[Data entries]
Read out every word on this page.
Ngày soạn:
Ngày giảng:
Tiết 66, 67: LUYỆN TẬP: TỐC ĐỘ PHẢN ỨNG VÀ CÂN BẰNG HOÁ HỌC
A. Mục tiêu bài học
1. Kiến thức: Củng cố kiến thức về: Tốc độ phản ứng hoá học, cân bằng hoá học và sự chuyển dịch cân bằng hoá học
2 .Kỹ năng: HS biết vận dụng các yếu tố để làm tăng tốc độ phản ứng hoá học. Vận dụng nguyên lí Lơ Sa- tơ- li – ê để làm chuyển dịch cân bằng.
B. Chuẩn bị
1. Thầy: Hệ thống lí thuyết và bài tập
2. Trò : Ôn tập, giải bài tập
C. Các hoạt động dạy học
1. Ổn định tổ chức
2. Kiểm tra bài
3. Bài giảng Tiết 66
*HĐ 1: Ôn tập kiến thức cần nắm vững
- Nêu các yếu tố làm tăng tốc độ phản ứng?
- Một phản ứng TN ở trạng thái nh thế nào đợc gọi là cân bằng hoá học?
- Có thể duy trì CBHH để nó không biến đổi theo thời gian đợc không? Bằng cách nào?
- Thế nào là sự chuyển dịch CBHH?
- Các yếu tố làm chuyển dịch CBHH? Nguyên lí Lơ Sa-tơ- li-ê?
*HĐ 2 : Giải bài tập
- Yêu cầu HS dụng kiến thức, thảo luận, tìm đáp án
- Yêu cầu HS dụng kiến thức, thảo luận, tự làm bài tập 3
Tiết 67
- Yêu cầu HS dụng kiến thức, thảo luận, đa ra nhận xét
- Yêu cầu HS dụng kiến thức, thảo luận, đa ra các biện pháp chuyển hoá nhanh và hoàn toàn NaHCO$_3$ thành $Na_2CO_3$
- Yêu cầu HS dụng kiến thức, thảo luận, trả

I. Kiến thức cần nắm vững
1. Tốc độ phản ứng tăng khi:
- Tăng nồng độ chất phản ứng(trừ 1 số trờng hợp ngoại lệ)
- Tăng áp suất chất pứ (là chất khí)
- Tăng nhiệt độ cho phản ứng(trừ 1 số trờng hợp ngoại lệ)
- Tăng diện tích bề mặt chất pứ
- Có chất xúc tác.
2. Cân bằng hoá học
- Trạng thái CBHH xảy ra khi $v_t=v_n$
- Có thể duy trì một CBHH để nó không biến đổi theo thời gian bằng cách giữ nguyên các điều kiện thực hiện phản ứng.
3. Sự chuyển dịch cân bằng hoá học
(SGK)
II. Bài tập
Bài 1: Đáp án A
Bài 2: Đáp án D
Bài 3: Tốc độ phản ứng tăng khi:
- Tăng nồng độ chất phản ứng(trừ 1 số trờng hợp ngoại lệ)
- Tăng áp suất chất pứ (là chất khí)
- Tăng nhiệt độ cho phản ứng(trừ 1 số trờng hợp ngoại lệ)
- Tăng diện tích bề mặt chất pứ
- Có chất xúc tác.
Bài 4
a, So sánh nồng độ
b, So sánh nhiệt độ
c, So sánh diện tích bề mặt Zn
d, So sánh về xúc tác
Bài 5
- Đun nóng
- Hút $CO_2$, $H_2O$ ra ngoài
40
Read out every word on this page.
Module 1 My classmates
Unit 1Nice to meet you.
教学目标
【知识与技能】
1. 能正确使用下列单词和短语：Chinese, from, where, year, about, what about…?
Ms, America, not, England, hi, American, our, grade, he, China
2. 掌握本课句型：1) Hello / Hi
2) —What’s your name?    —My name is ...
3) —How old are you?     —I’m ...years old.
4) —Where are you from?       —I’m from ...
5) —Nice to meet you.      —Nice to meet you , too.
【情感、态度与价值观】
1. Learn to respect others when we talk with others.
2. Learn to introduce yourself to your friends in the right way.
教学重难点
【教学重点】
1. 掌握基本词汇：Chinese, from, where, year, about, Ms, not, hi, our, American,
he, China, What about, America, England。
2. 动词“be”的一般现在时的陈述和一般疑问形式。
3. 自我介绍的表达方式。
---
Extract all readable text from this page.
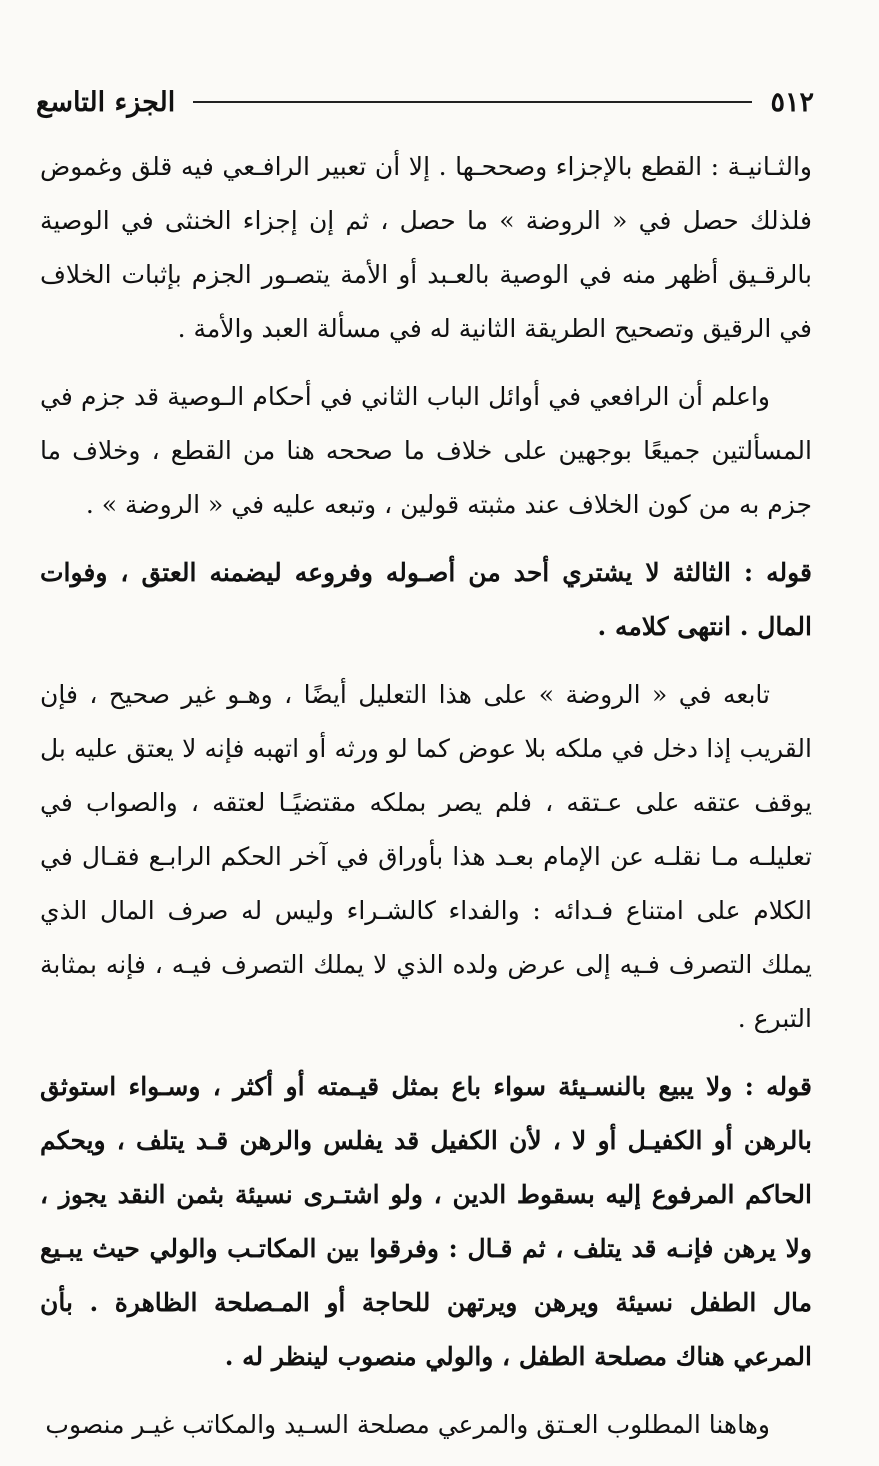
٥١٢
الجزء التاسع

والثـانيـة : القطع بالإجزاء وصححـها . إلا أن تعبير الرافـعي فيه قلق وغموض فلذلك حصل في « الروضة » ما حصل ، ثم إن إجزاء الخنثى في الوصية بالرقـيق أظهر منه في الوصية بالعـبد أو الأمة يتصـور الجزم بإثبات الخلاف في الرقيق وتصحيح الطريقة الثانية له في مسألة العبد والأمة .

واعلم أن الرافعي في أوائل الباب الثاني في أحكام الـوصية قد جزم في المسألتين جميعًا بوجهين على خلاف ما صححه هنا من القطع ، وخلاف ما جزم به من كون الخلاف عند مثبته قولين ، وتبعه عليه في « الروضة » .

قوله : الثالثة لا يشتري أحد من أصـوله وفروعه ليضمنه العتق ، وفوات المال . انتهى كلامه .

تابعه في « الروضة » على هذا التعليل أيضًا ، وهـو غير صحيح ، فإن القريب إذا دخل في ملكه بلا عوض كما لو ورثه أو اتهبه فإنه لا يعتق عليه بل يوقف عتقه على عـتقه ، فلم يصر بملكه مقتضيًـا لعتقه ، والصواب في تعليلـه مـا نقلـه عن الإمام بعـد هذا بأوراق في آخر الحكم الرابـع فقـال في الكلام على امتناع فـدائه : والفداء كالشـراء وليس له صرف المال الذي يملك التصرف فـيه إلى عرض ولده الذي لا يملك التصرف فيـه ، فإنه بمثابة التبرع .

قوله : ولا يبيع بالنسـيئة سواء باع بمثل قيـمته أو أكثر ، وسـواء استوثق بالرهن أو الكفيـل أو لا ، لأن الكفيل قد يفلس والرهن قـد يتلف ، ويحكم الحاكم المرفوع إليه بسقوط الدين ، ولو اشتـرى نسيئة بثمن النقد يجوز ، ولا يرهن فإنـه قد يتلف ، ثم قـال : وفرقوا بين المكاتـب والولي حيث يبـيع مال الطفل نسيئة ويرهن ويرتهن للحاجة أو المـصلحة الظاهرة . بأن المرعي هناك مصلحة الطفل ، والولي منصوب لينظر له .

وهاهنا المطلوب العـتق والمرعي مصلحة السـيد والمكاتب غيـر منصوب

GIVEN INSTRUCTION: Report the number of lines in the entries above that include the string "Learn". Give nothing but the number.

OUTPUT BELOW: 2